- TASK PROMPT: Look through the records that follow. Copy every line containing the word "который".

- RECORDS FOR THIS TASK:
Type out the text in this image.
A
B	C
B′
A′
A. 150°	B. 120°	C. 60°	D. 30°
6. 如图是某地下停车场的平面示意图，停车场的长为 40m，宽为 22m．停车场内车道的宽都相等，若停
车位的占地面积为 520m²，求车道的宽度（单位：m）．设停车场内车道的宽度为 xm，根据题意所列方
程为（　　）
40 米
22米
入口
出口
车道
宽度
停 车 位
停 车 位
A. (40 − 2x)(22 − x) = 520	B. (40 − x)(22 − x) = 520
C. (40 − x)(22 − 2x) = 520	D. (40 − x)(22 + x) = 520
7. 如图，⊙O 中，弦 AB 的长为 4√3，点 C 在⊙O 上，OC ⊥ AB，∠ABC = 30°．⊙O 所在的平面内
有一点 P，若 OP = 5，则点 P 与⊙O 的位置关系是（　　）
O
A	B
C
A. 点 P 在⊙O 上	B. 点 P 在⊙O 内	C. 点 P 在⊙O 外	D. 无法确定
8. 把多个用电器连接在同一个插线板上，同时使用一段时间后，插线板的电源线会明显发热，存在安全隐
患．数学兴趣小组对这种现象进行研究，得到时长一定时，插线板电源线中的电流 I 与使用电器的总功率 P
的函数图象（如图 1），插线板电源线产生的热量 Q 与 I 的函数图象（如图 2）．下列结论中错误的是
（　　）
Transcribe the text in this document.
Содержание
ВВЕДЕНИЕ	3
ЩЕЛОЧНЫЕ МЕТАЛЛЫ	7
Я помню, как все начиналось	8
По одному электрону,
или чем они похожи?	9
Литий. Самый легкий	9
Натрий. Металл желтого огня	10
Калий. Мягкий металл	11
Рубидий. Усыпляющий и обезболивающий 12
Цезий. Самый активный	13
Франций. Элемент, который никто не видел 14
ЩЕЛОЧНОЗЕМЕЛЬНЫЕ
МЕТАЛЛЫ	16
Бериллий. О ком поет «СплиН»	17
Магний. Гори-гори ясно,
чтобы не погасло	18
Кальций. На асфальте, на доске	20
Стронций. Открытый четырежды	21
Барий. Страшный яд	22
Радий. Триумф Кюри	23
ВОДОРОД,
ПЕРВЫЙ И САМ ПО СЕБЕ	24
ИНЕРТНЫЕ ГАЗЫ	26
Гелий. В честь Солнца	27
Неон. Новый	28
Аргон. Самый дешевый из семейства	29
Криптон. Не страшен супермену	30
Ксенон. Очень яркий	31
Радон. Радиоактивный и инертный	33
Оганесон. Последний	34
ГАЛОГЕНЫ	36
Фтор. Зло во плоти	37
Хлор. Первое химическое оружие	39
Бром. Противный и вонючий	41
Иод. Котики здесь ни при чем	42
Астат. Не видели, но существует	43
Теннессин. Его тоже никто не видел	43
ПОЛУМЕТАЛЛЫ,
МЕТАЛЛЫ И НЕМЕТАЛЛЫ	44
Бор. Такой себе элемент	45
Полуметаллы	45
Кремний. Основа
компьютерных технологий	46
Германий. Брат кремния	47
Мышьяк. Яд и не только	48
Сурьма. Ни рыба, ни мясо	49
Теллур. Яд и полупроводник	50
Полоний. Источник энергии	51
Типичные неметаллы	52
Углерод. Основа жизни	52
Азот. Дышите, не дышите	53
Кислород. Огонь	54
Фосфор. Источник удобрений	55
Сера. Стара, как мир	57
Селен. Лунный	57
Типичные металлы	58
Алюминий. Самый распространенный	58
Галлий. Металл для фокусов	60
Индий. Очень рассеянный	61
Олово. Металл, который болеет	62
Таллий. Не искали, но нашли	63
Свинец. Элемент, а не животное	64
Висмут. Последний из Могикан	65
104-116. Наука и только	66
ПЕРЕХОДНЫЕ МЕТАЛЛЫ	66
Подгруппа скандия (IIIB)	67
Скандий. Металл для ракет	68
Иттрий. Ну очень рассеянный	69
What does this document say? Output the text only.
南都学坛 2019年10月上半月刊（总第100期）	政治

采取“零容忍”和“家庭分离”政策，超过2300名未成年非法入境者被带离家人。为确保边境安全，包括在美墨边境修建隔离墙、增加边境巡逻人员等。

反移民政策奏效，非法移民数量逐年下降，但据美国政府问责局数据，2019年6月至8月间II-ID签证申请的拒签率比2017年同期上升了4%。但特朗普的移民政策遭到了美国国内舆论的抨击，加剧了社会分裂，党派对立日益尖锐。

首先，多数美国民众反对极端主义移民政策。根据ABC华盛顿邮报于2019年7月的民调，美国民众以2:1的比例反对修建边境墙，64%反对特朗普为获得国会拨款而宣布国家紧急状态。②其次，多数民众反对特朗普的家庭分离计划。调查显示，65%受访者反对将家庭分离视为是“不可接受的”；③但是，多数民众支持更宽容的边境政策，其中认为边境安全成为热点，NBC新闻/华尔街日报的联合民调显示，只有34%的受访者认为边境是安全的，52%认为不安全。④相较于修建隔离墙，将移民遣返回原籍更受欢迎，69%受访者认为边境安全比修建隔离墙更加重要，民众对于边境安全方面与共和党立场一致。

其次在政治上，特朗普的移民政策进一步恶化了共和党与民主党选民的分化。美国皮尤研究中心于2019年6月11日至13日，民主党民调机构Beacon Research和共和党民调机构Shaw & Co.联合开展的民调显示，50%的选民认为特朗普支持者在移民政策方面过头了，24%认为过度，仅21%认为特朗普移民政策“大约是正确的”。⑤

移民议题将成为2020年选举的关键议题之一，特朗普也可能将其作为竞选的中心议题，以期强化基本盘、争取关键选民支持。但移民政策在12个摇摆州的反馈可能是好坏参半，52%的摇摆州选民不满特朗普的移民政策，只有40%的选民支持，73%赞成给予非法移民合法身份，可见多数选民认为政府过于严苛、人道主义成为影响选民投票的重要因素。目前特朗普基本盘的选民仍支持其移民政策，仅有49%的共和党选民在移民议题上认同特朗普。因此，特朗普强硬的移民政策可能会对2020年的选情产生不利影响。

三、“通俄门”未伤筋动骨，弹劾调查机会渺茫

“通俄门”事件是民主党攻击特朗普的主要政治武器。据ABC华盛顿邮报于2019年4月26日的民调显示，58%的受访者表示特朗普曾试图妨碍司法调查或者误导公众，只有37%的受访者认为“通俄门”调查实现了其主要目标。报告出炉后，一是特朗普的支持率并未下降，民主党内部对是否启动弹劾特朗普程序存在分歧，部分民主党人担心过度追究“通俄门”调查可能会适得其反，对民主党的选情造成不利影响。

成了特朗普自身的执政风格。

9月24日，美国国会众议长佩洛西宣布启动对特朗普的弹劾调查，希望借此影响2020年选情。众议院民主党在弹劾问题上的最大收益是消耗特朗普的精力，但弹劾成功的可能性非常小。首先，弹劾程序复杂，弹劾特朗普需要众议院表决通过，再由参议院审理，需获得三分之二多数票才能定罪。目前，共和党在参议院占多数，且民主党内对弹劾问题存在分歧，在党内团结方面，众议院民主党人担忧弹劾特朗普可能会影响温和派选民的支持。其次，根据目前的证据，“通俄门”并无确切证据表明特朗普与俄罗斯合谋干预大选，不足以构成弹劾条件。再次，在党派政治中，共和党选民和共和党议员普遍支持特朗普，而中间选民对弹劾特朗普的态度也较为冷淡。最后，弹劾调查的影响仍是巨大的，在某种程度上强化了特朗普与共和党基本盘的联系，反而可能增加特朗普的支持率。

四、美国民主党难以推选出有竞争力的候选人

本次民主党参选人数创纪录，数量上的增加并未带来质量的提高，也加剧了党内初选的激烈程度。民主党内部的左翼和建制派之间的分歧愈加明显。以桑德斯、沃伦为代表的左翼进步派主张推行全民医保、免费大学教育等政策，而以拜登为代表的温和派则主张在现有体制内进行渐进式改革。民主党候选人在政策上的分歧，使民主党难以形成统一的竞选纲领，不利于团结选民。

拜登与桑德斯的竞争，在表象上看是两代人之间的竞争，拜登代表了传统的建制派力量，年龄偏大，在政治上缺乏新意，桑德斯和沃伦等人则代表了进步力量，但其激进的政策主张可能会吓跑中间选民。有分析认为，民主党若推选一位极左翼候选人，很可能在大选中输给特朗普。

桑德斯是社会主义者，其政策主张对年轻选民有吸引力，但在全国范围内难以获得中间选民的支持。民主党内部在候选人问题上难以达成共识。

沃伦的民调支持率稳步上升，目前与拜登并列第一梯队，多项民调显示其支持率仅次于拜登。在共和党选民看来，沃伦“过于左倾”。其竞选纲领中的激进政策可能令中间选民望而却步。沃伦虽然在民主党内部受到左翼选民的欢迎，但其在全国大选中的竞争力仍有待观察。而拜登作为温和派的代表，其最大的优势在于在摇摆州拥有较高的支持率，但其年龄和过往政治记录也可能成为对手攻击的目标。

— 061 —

- TASK SOLUTION:
Франций. Элемент, который никто не видел 14
Олово. Металл, который болеет	62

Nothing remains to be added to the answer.